_Your objective_
Reproduce the full text on drought and the corn crop, keeping every word and line unchanged.

But the damage has already been done. The next question is what about next year. First, the seed corn was a total wash this year so right now they are trying to grow enough in Brazil to even get us going next year. But then the next question is when to plant and where. If anybody was a good enough predictor to get in during or right after the late frost then your corn would be fine and you would be sitting on a gold mine. This is contingent on us getting some moisture over the winter. If we don’t get enough moisture well then next year looks bleak.

http://www.guardian.co.uk/environment/2012/aug/30/iowa-corn-crop-drought-farmers-prices?newsfeed=true

Rain comes too late for Iowa’s corn crop as drought weighs on midwest minds

Farmers hope for better next year after summer of record drought leads to rising prices and brings tensions to the surface

Thursday 30 August 2012 10.44 EDT

Flying into Des Moines, the corn fields look surprisingly green. America’s midwest produces half the world’s corn and Iowa its largest harvest, yet amid the worst drought in living memory all the untrained eye can see is the occasional brown mark, like a cigarette burn on the baize of a pool table.

_Provided material_

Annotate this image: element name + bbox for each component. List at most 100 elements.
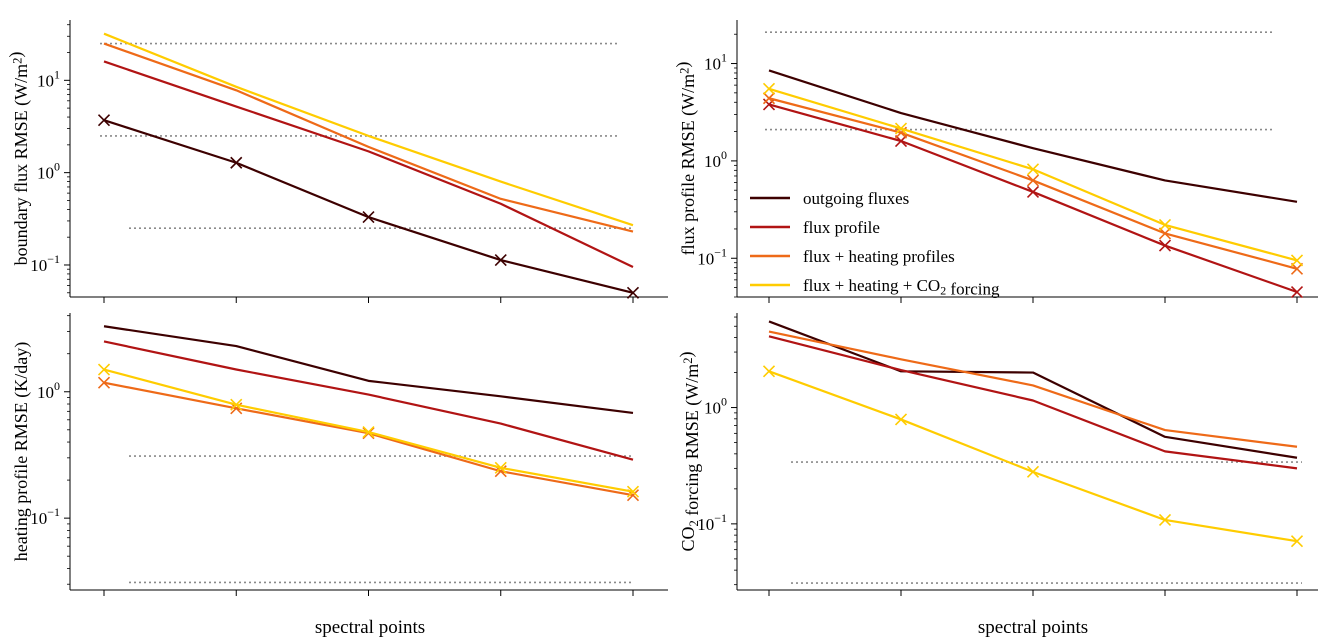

_Exercise result_
But the damage has already been done. The next question is what about next year. First, the seed corn was a total wash this year so right now they are trying to grow enough in Brazil to even get us going next year. But then the next question is when to plant and where. If anybody was a good enough predictor to get in during or right after the late frost then your corn would be fine and you would be sitting on a gold mine. This is contingent on us getting some moisture over the winter. If we don’t get enough moisture well then next year looks bleak.

http://www.guardian.co.uk/environment/2012/aug/30/iowa-corn-crop-drought-farmers-prices?newsfeed=true

Rain comes too late for Iowa’s corn crop as drought weighs on midwest minds

Farmers hope for better next year after summer of record drought leads to rising prices and brings tensions to the surface

Thursday 30 August 2012 10.44 EDT

Flying into Des Moines, the corn fields look surprisingly green. America’s midwest produces half the world’s corn and Iowa its largest harvest, yet amid the worst drought in living memory all the untrained eye can see is the occasional brown mark, like a cigarette burn on the baize of a pool table.